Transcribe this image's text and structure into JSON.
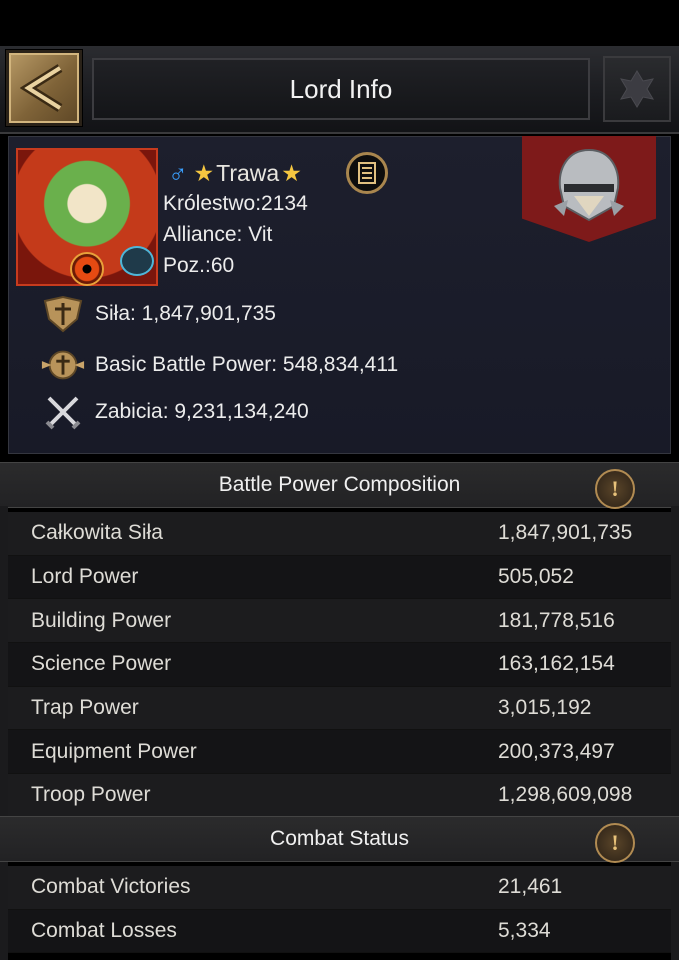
{
  "header": {
    "title": "Lord Info"
  },
  "profile": {
    "name": "Trawa",
    "kingdom": "Królestwo:2134",
    "alliance": "Alliance: Vit",
    "level": "Poz.:60"
  },
  "stats": [
    {
      "icon": "power-shield-icon",
      "text": "Siła: 1,847,901,735"
    },
    {
      "icon": "battle-power-emblem-icon",
      "text": "Basic Battle Power: 548,834,411"
    },
    {
      "icon": "crossed-swords-icon",
      "text": "Zabicia: 9,231,134,240"
    }
  ],
  "battle_power": {
    "title": "Battle Power Composition",
    "rows": [
      {
        "label": "Całkowita Siła",
        "value": "1,847,901,735"
      },
      {
        "label": "Lord Power",
        "value": "505,052"
      },
      {
        "label": "Building Power",
        "value": "181,778,516"
      },
      {
        "label": "Science Power",
        "value": "163,162,154"
      },
      {
        "label": "Trap Power",
        "value": "3,015,192"
      },
      {
        "label": "Equipment Power",
        "value": "200,373,497"
      },
      {
        "label": "Troop Power",
        "value": "1,298,609,098"
      }
    ]
  },
  "combat": {
    "title": "Combat Status",
    "rows": [
      {
        "label": "Combat Victories",
        "value": "21,461"
      },
      {
        "label": "Combat Losses",
        "value": "5,334"
      }
    ]
  },
  "colors": {
    "accent_gold": "#a9864e",
    "banner_red": "#7e1a1a",
    "male_blue": "#3aa0ff"
  }
}
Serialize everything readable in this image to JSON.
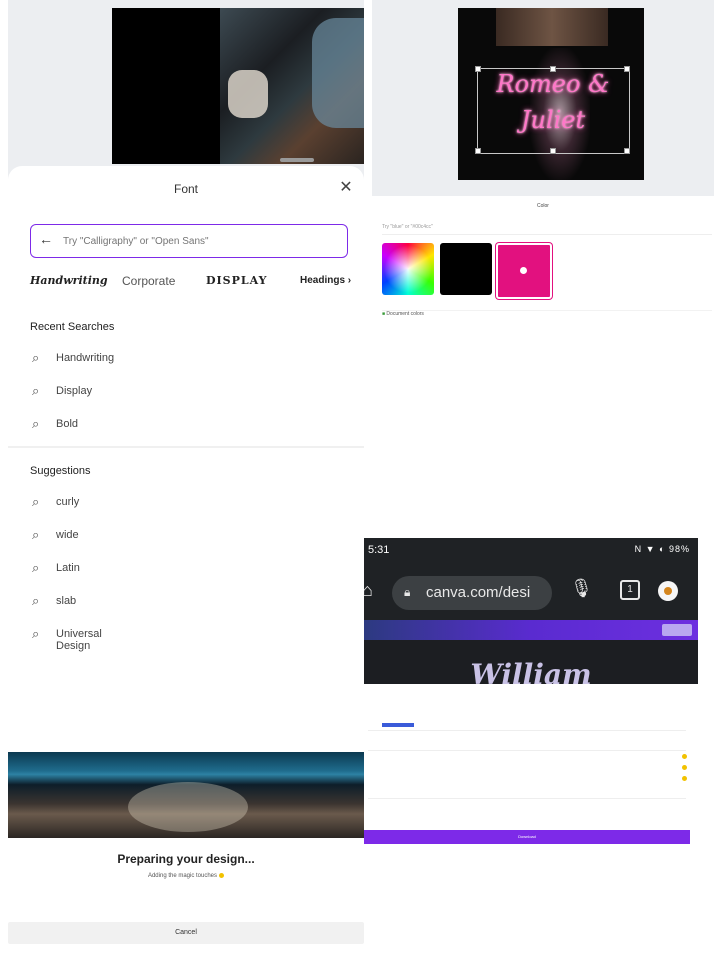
{
  "font_panel": {
    "title": "Font",
    "search_placeholder": "Try \"Calligraphy\" or \"Open Sans\"",
    "chips": [
      "Handwriting",
      "Corporate",
      "DISPLAY",
      "Headings"
    ],
    "recent_title": "Recent Searches",
    "recent": [
      "Handwriting",
      "Display",
      "Bold"
    ],
    "suggestions_title": "Suggestions",
    "suggestions": [
      "curly",
      "wide",
      "Latin",
      "slab",
      "Universal Design"
    ]
  },
  "preparing_panel": {
    "title": "Preparing your design...",
    "subtitle": "Adding the magic touches",
    "cancel_label": "Cancel"
  },
  "design_panel": {
    "design_text": "Romeo &\nJuliet",
    "color_label": "Color",
    "color_search_placeholder": "Try \"blue\" or \"#00c4cc\"",
    "swatches": [
      "#000000",
      "#e2117f"
    ],
    "footer_label": "Document colors"
  },
  "browser_panel": {
    "status_time": "5:31",
    "status_right": "N ▼ ◐ 98%",
    "url": "canva.com/desi",
    "design_text": "William",
    "download_label": "Download",
    "colors": {
      "canva_purple": "#7d2ae8",
      "selection_blue": "#3a5bd9"
    }
  }
}
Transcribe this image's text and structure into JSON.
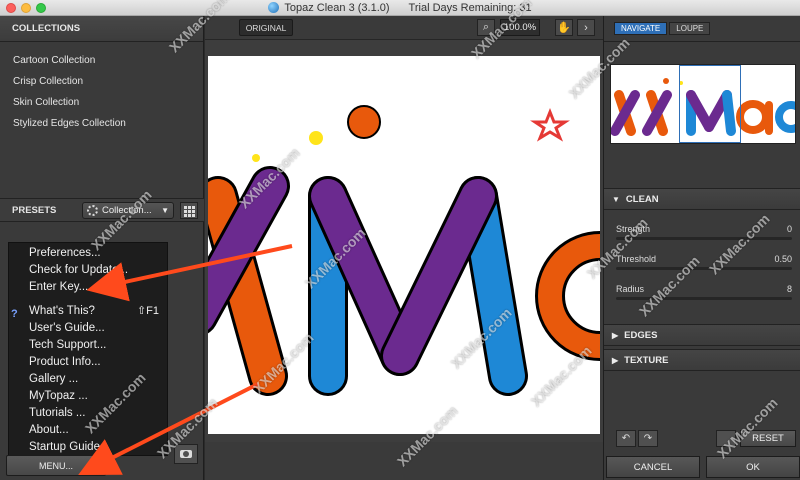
{
  "window": {
    "app_title": "Topaz Clean 3 (3.1.0)",
    "trial_text": "Trial Days Remaining: 31"
  },
  "left_panel": {
    "collections_header": "COLLECTIONS",
    "collections": [
      "Cartoon Collection",
      "Crisp Collection",
      "Skin Collection",
      "Stylized Edges Collection"
    ],
    "presets_label": "PRESETS",
    "collection_dropdown": "Collection...",
    "menu_button": "MENU..."
  },
  "menu": {
    "group1": [
      "Preferences...",
      "Check for Update...",
      "Enter Key..."
    ],
    "whats_this": "What's This?",
    "whats_this_shortcut": "⇧F1",
    "group2": [
      "User's Guide...",
      "Tech Support...",
      "Product Info...",
      "Gallery ...",
      "MyTopaz ...",
      "Tutorials ...",
      "About...",
      "Startup Guide..."
    ]
  },
  "toolbar": {
    "original_label": "ORIGINAL",
    "zoom": "100.0%"
  },
  "canvas": {
    "logo_text": "XMa"
  },
  "right_panel": {
    "tabs": [
      {
        "label": "NAVIGATE",
        "active": true
      },
      {
        "label": "LOUPE",
        "active": false
      }
    ],
    "sections": {
      "clean": "CLEAN",
      "edges": "EDGES",
      "texture": "TEXTURE"
    },
    "sliders": [
      {
        "label": "Strength",
        "value": "0"
      },
      {
        "label": "Threshold",
        "value": "0.50"
      },
      {
        "label": "Radius",
        "value": "8"
      }
    ],
    "reset_label": "RESET",
    "cancel_label": "CANCEL",
    "ok_label": "OK"
  },
  "watermark": "XXMac.com",
  "colors": {
    "purple": "#6b2a8f",
    "blue": "#1e88d6",
    "orange": "#e8590c",
    "red": "#e53935",
    "yellow": "#ffe41a",
    "arrow": "#ff4a1c",
    "accent": "#2e6fb7"
  }
}
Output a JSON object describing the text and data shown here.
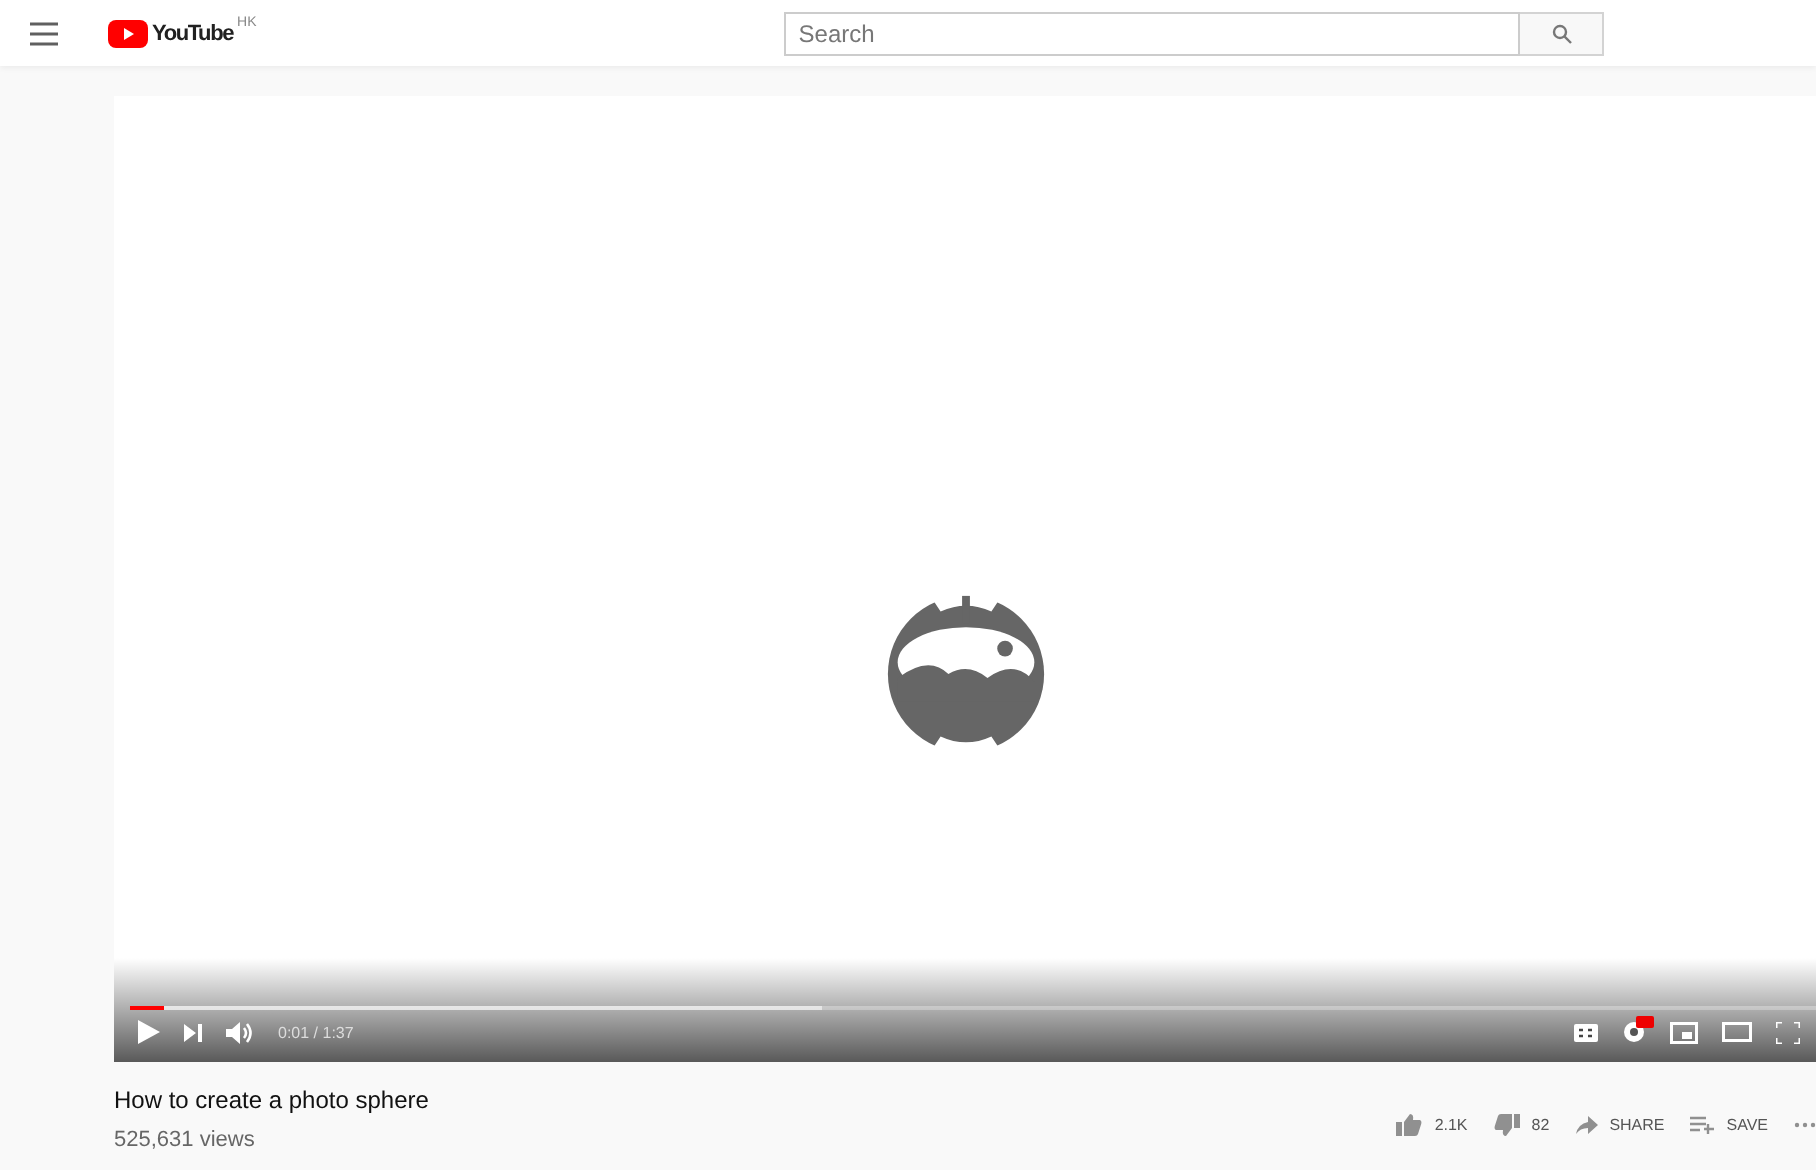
{
  "header": {
    "logo_text": "YouTube",
    "logo_region": "HK",
    "search": {
      "placeholder": "Search"
    }
  },
  "player": {
    "kind": "picture",
    "progress": {
      "level": 0.02
    },
    "buffer": {
      "level": 0.41
    },
    "time": "0:01 / 1:37",
    "hd": true
  },
  "video": {
    "title": "How to create a photo sphere",
    "views": "525,631 views"
  },
  "actions": [
    {
      "kind": "like",
      "label": "2.1K"
    },
    {
      "kind": "dislike",
      "label": "82"
    },
    {
      "kind": "share",
      "label": "SHARE"
    },
    {
      "kind": "save",
      "label": "SAVE"
    },
    {
      "kind": "more"
    }
  ]
}
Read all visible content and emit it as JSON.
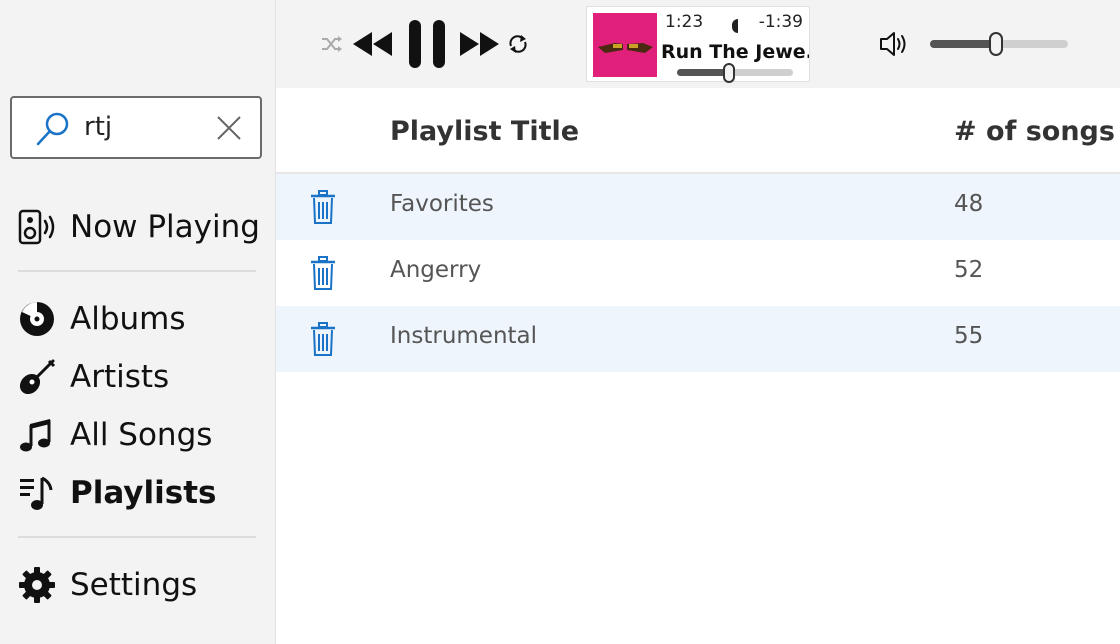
{
  "search": {
    "value": "rtj",
    "icon": "search-icon",
    "clear_icon": "close-icon"
  },
  "nav": {
    "now_playing": "Now Playing",
    "albums": "Albums",
    "artists": "Artists",
    "all_songs": "All Songs",
    "playlists": "Playlists",
    "settings": "Settings",
    "active": "playlists"
  },
  "transport": {
    "icons": [
      "shuffle-icon",
      "previous-icon",
      "pause-icon",
      "next-icon",
      "repeat-icon"
    ]
  },
  "now_playing": {
    "elapsed": "1:23",
    "remaining": "-1:39",
    "title": "Run The Jewe...",
    "progress": 0.45,
    "album_color": "#e0207a"
  },
  "volume": {
    "level": 0.48
  },
  "table": {
    "col_title": "Playlist Title",
    "col_count": "# of songs",
    "rows": [
      {
        "title": "Favorites",
        "count": "48"
      },
      {
        "title": "Angerry",
        "count": "52"
      },
      {
        "title": "Instrumental",
        "count": "55"
      }
    ]
  },
  "colors": {
    "accent": "#1a73c6",
    "row_alt": "#eef5fc",
    "sidebar": "#f3f3f3"
  }
}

### THE REQUEST:
Set down the records in full and exactly. Do not carry over any image.

### TASK RESULT:
Transcribe this image's text and structure into JSON.
{
  "header": {
    "title": "Lord Info"
  },
  "profile": {
    "name": "Trawa",
    "kingdom": "Królestwo:2134",
    "alliance": "Alliance: Vit",
    "level": "Poz.:60"
  },
  "stats": [
    {
      "icon": "power-shield-icon",
      "text": "Siła: 1,847,901,735"
    },
    {
      "icon": "battle-power-emblem-icon",
      "text": "Basic Battle Power: 548,834,411"
    },
    {
      "icon": "crossed-swords-icon",
      "text": "Zabicia: 9,231,134,240"
    }
  ],
  "battle_power": {
    "title": "Battle Power Composition",
    "rows": [
      {
        "label": "Całkowita Siła",
        "value": "1,847,901,735"
      },
      {
        "label": "Lord Power",
        "value": "505,052"
      },
      {
        "label": "Building Power",
        "value": "181,778,516"
      },
      {
        "label": "Science Power",
        "value": "163,162,154"
      },
      {
        "label": "Trap Power",
        "value": "3,015,192"
      },
      {
        "label": "Equipment Power",
        "value": "200,373,497"
      },
      {
        "label": "Troop Power",
        "value": "1,298,609,098"
      }
    ]
  },
  "combat": {
    "title": "Combat Status",
    "rows": [
      {
        "label": "Combat Victories",
        "value": "21,461"
      },
      {
        "label": "Combat Losses",
        "value": "5,334"
      }
    ]
  },
  "colors": {
    "accent_gold": "#a9864e",
    "banner_red": "#7e1a1a",
    "male_blue": "#3aa0ff"
  }
}
Serialize everything readable in this image to JSON.
{
  "font_panel": {
    "title": "Font",
    "search_placeholder": "Try \"Calligraphy\" or \"Open Sans\"",
    "chips": [
      "Handwriting",
      "Corporate",
      "DISPLAY",
      "Headings"
    ],
    "recent_title": "Recent Searches",
    "recent": [
      "Handwriting",
      "Display",
      "Bold"
    ],
    "suggestions_title": "Suggestions",
    "suggestions": [
      "curly",
      "wide",
      "Latin",
      "slab",
      "Universal Design"
    ]
  },
  "preparing_panel": {
    "title": "Preparing your design...",
    "subtitle": "Adding the magic touches",
    "cancel_label": "Cancel"
  },
  "design_panel": {
    "design_text": "Romeo &\nJuliet",
    "color_label": "Color",
    "color_search_placeholder": "Try \"blue\" or \"#00c4cc\"",
    "swatches": [
      "#000000",
      "#e2117f"
    ],
    "footer_label": "Document colors"
  },
  "browser_panel": {
    "status_time": "5:31",
    "status_right": "N ▼ ◐ 98%",
    "url": "canva.com/desi",
    "design_text": "William",
    "download_label": "Download",
    "colors": {
      "canva_purple": "#7d2ae8",
      "selection_blue": "#3a5bd9"
    }
  }
}
Transcribe this image's text and structure into JSON.
{
  "window": {
    "app_title": "Topaz Clean 3 (3.1.0)",
    "trial_text": "Trial Days Remaining: 31"
  },
  "left_panel": {
    "collections_header": "COLLECTIONS",
    "collections": [
      "Cartoon Collection",
      "Crisp Collection",
      "Skin Collection",
      "Stylized Edges Collection"
    ],
    "presets_label": "PRESETS",
    "collection_dropdown": "Collection...",
    "menu_button": "MENU..."
  },
  "menu": {
    "group1": [
      "Preferences...",
      "Check for Update...",
      "Enter Key..."
    ],
    "whats_this": "What's This?",
    "whats_this_shortcut": "⇧F1",
    "group2": [
      "User's Guide...",
      "Tech Support...",
      "Product Info...",
      "Gallery ...",
      "MyTopaz ...",
      "Tutorials ...",
      "About...",
      "Startup Guide..."
    ]
  },
  "toolbar": {
    "original_label": "ORIGINAL",
    "zoom": "100.0%"
  },
  "canvas": {
    "logo_text": "XMa"
  },
  "right_panel": {
    "tabs": [
      {
        "label": "NAVIGATE",
        "active": true
      },
      {
        "label": "LOUPE",
        "active": false
      }
    ],
    "sections": {
      "clean": "CLEAN",
      "edges": "EDGES",
      "texture": "TEXTURE"
    },
    "sliders": [
      {
        "label": "Strength",
        "value": "0"
      },
      {
        "label": "Threshold",
        "value": "0.50"
      },
      {
        "label": "Radius",
        "value": "8"
      }
    ],
    "reset_label": "RESET",
    "cancel_label": "CANCEL",
    "ok_label": "OK"
  },
  "watermark": "XXMac.com",
  "colors": {
    "purple": "#6b2a8f",
    "blue": "#1e88d6",
    "orange": "#e8590c",
    "red": "#e53935",
    "yellow": "#ffe41a",
    "arrow": "#ff4a1c",
    "accent": "#2e6fb7"
  }
}
Output a JSON object describing the text and data shown here.
{
  "header": {
    "logo_text": "YouTube",
    "logo_region": "HK",
    "search": {
      "placeholder": "Search"
    }
  },
  "player": {
    "kind": "picture",
    "progress": {
      "level": 0.02
    },
    "buffer": {
      "level": 0.41
    },
    "time": "0:01 / 1:37",
    "hd": true
  },
  "video": {
    "title": "How to create a photo sphere",
    "views": "525,631 views"
  },
  "actions": [
    {
      "kind": "like",
      "label": "2.1K"
    },
    {
      "kind": "dislike",
      "label": "82"
    },
    {
      "kind": "share",
      "label": "SHARE"
    },
    {
      "kind": "save",
      "label": "SAVE"
    },
    {
      "kind": "more"
    }
  ]
}
Read all visible content and emit it as JSON.
{
  "search": {
    "value": "rtj",
    "icon": "search-icon",
    "clear_icon": "close-icon"
  },
  "nav": {
    "now_playing": "Now Playing",
    "albums": "Albums",
    "artists": "Artists",
    "all_songs": "All Songs",
    "playlists": "Playlists",
    "settings": "Settings",
    "active": "playlists"
  },
  "transport": {
    "icons": [
      "shuffle-icon",
      "previous-icon",
      "pause-icon",
      "next-icon",
      "repeat-icon"
    ]
  },
  "now_playing": {
    "elapsed": "1:23",
    "remaining": "-1:39",
    "title": "Run The Jewe...",
    "progress": 0.45,
    "album_color": "#e0207a"
  },
  "volume": {
    "level": 0.48
  },
  "table": {
    "col_title": "Playlist Title",
    "col_count": "# of songs",
    "rows": [
      {
        "title": "Favorites",
        "count": "48"
      },
      {
        "title": "Angerry",
        "count": "52"
      },
      {
        "title": "Instrumental",
        "count": "55"
      }
    ]
  },
  "colors": {
    "accent": "#1a73c6",
    "row_alt": "#eef5fc",
    "sidebar": "#f3f3f3"
  }
}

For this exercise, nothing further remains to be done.